## Consigne de travail A
Pouvez-vous résumer en deux phrases le texte sur les lieux « Covid safe » ?
## Consigne de travail B
Pourriez-vous poursuivre le texte sur les lieux « Covid safe » à partir de l'endroit où il s'arrête ?

## Texte fourni
# # # # #

Huit lieux sélectionnés

La Ville ne part pas d'une feuille blanche puisque des investissements ont déjà été consentis pour doter des salles (Brussels Expo, Cirque Royal...) de systèmes de ventilation et de purification d'air. Mais le tandem veut désormais travailler avec méthode pour équiper en nouvelles technologies des infrastructures privées ou publiques, et ce afin d'en faire des lieux "Covid safe". D'où la mise en place d'une task force où l'on retrouve, outre Nathan Clumeck, l'ancien directeur du port de Bruxelles Charles Huygens, et le coordinateur de la planification d'urgence à la Ville Loïs Boulanger.

Les premiers lieux retenus par cette task force sont complexes: la salle de la Madeleine qui comprend des places assises et debout. "On veut envoyer un signal au monde de la nuit", explique le maïeur. Deux écoles: "Aux Arts et Métiers, ils ne sont pas toujours assis en classe et il y a beaucoup de contacts, ils doivent souder, coudre... À l'Institut De Mot-Couvreur, il y aussi des cours pratiques, un auditoire." Au rayon horeca, Chez Léon a été retenu en raison de ses 6.000 couverts autrefois servis le week-end et de ses multiples étages. Un partenariat est aussi noué avec le Roy d'Espagne, dont les murs appartiennent à la Ville.

Le Palais du Midi, avec ses sports de ballon et de combat, ses douches et ses vestiaires, fera un autre bon cas d'école. Le cinéma Kinepolis et un auditoire de l'ULB complètent le tableau. "Toutes ces boîtes ne nous ont pas attendus pour travailler à tout cela, mais on va pouvoir échanger. Le but est d'avoir un bouillonnement d'idées", fait valoir Philippe Close.

# # # # #

## Les données
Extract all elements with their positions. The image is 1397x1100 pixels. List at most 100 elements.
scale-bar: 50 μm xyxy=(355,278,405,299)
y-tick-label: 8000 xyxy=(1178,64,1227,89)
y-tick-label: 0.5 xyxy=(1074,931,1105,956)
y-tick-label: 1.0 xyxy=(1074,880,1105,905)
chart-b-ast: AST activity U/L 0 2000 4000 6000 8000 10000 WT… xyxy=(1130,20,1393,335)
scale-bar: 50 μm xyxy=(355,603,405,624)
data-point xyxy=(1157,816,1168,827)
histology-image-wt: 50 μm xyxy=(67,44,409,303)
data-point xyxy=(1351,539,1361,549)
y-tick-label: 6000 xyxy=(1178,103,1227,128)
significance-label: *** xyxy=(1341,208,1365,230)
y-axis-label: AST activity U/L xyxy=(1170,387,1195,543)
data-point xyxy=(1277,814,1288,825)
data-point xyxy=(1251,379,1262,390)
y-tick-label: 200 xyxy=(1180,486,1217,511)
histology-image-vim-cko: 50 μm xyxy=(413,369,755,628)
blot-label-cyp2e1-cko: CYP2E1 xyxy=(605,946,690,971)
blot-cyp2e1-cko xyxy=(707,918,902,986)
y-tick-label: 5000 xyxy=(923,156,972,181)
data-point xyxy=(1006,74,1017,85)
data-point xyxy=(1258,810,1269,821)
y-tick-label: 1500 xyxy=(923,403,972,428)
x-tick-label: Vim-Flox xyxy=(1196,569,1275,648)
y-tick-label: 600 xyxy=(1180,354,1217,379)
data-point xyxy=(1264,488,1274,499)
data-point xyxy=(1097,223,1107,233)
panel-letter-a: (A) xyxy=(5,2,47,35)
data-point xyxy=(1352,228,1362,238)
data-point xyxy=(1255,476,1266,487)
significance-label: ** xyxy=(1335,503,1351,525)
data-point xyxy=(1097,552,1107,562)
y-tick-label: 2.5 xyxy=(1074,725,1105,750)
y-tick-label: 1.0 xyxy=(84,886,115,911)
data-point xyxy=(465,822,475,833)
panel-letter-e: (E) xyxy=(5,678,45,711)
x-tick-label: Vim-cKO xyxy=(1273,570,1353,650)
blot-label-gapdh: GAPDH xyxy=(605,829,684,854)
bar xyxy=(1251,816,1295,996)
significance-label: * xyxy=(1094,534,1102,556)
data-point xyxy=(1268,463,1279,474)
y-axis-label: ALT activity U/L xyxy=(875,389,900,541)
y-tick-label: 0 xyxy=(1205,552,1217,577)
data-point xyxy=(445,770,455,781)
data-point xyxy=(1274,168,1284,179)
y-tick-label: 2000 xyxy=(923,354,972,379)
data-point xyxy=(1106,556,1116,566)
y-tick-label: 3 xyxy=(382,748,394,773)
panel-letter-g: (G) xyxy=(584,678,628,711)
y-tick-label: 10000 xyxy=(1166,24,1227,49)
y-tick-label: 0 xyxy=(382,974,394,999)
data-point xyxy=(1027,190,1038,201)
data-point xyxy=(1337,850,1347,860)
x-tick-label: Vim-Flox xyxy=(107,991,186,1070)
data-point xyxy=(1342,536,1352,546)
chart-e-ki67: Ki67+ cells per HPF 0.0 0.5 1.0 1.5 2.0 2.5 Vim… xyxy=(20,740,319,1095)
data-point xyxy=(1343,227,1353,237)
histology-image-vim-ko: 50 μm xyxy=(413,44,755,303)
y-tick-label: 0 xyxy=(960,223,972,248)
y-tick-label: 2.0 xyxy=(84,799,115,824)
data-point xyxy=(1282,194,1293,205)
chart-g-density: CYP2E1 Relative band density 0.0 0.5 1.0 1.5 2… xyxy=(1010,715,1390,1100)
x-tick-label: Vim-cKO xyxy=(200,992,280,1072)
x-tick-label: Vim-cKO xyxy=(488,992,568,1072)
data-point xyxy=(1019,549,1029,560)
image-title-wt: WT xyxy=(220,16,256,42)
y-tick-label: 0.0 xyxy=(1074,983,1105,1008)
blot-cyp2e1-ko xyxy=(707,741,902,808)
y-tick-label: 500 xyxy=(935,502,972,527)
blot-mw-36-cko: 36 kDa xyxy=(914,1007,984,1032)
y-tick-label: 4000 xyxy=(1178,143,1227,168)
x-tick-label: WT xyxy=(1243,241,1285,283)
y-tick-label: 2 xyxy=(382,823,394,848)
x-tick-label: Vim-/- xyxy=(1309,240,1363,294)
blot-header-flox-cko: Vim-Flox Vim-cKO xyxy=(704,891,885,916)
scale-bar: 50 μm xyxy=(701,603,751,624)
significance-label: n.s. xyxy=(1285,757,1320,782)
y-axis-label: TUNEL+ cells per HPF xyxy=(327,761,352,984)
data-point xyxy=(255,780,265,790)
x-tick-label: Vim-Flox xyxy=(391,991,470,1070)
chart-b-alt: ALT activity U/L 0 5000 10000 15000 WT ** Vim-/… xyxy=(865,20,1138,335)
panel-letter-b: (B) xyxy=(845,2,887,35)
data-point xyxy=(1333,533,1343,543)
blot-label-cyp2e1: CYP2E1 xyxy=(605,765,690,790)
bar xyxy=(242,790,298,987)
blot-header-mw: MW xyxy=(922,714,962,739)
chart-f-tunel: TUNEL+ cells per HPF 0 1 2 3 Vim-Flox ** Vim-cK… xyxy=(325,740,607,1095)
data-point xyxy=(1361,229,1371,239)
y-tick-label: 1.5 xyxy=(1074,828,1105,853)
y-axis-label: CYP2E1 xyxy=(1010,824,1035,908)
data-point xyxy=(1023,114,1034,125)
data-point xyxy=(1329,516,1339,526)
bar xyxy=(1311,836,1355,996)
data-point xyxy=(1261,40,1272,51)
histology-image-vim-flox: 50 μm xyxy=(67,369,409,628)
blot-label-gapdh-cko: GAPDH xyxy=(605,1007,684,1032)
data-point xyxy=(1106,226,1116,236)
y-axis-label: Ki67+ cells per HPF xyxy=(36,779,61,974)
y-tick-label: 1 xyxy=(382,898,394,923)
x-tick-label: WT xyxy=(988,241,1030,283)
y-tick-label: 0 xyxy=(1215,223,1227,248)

# # # # #

## Réponse rédigée A
La Ville, qui a déjà doté certaines salles de systèmes de ventilation et de purification d'air, a mis en place une task force pour équiper en nouvelles technologies des infrastructures privées ou publiques et en faire des lieux « Covid safe ». Les premiers lieux retenus sont la salle de la Madeleine, deux écoles, Chez Léon, le Roy d'Espagne, le Palais du Midi, le cinéma Kinepolis et un auditoire de l'ULB.

## Réponse rédigée B
Appel aux entreprises innovantes

Un appel est lancé aux entreprises qui veulent exposer leur solution à la task force. "Des sociétés belges se sont déjà manifestées. Notamment Take Air qui propose des processus innovants de ventilation biosphérique et ZoraBoots, une firme spécialisée dans les solutions robotiques. Est-ce que ce sont les boîtes de demain? On verra. En tout cas, il y a des entrepreneurs prêts à bouger. Le message à donner, c'est qu'il faut libérer les initiatives, car on va devoir équiper nos lieux. Ne le faisons pas de manière anarchique, ayons de la méthode. Vous avez des idées, contactez-nous", lance le socialiste.

"Il faut libérer les initiatives, car on va devoir équiper nos lieux. Ne le faisons pas de manière anarchique, ayons de la méthode."
Philippe Close
Bourgmestre de Bruxelles

Le processus proposé par la Ville de Bruxelles est assez simple. Cela débute par un descriptif technique des lieux réalisé par un architecte ou un ingénieur, suivi d'un inventaire des mesures préventives et curatives existantes. "Il faut aussi valider un plan de circulation des usagers et du personnel, qui rentre par où, qui touche quoi? On dresse ensuite une liste des améliorations nécessaires et des équipements adéquats. Pour les budgets d'investissement et les frais d'exploitation, on regarde quelle est la part de cofinancement. Et en cas d'investissements par la Ville, on trouve les procédures de marchés publics pour avoir le bon produit", résume Philippe Close. Quant à la méthode d'évaluation des lieux, elle devra absolument être transparente, dixit Nathan Clumeck.

"Le danger en Belgique, c'est qu'on va très vite pour réglementer alors que les solutions n'existent pas encore. Laissons d'abord les sociétés nous proposer des technologies innovantes."
Philippe Close

Est-ce qu'on pourrait imaginer à terme que des lieux obtiennent une sorte de label "corona proof"? "Il faudra peut-être des permis comme avec les pompiers. Mais c'est trop tôt! Le danger en Belgique, c'est qu'on va très vite pour réglementer alors que les solutions n'existent pas encore. Laissons d'abord les sociétés nous proposer des technologies innovantes. Il y a de l'intelligence en Belgique!"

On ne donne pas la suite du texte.